### Exercise task
Extract each line where the string "data" shows up.

### Records for processing
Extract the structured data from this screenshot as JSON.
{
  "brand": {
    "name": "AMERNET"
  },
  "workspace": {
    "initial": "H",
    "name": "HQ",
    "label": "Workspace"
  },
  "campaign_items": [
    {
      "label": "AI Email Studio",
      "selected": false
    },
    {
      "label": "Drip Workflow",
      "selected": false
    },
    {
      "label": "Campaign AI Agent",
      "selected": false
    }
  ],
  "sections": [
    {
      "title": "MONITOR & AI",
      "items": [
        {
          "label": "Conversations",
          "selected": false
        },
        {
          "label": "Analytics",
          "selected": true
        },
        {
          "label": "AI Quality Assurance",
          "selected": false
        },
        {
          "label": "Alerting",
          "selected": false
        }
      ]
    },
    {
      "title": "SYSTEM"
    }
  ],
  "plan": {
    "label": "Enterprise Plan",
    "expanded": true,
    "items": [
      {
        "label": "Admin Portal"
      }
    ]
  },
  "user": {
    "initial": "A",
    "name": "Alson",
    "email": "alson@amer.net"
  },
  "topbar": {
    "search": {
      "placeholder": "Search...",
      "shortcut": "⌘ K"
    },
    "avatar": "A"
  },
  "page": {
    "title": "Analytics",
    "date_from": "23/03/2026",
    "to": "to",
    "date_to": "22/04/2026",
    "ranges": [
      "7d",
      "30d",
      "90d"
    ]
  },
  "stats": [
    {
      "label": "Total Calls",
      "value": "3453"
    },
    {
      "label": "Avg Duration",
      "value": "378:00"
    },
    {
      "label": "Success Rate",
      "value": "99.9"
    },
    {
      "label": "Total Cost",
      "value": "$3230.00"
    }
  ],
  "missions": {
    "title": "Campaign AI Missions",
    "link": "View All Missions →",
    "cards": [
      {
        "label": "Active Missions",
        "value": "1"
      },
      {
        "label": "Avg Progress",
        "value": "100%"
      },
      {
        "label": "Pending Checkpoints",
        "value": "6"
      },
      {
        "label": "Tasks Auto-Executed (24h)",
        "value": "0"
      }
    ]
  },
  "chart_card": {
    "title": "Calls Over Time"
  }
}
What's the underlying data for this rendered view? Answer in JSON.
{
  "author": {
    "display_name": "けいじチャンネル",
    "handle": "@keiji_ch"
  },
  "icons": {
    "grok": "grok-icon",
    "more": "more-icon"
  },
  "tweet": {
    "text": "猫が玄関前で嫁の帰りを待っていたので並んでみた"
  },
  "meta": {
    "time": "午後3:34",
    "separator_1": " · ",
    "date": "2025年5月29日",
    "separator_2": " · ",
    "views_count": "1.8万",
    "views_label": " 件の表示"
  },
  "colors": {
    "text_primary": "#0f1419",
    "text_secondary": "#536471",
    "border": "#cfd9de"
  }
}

### Problem solution
Extract the structured data from this screenshot as JSON.
What's the underlying data for this rendered view? Answer in JSON.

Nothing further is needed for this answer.